Task brief: The lines to extract begin at the one containing "Convert this document image to plain text." and run to the end of the listing; set them down exactly and alone.

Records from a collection
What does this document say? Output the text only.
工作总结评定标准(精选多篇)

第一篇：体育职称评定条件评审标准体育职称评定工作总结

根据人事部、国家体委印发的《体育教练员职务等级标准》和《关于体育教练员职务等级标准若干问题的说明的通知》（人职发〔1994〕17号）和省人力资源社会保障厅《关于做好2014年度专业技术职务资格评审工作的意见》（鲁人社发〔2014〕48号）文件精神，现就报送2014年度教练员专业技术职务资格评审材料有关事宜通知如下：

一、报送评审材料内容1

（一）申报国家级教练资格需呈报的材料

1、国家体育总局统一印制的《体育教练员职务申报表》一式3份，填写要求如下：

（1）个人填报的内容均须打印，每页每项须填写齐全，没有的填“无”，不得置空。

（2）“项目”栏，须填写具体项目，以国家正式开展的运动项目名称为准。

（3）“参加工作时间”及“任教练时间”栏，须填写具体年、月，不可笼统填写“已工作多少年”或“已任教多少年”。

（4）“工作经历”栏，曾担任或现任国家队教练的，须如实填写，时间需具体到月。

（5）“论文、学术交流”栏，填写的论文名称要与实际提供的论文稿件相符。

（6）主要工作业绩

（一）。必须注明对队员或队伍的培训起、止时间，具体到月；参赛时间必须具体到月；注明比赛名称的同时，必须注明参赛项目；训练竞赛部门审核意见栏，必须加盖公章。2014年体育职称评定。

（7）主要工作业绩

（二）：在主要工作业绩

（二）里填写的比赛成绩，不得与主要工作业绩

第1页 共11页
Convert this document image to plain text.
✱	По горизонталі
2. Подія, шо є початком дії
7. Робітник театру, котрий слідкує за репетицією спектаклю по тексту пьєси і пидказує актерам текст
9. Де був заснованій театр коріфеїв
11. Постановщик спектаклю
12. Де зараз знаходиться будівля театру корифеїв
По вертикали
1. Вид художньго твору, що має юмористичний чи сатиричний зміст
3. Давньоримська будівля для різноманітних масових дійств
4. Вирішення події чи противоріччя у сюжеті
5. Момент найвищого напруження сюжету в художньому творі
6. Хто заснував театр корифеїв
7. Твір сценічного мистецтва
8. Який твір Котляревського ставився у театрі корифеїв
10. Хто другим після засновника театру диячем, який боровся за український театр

Worked answer:
Convert this document image to plain text.
✱	По горизонталі
2. Подія, шо є початком дії
7. Робітник театру, котрий слідкує за репетицією спектаклю по тексту пьєси і пидказує актерам текст
9. Де був заснованій театр коріфеїв
11. Постановщик спектаклю
12. Де зараз знаходиться будівля театру корифеїв
По вертикали
1. Вид художньго твору, що має юмористичний чи сатиричний зміст
3. Давньоримська будівля для різноманітних масових дійств
4. Вирішення події чи противоріччя у сюжеті
5. Момент найвищого напруження сюжету в художньому творі
6. Хто заснував театр корифеїв
7. Твір сценічного мистецтва
8. Який твір Котляревського ставився у театрі корифеїв
10. Хто другим після засновника театру диячем, який боровся за український театр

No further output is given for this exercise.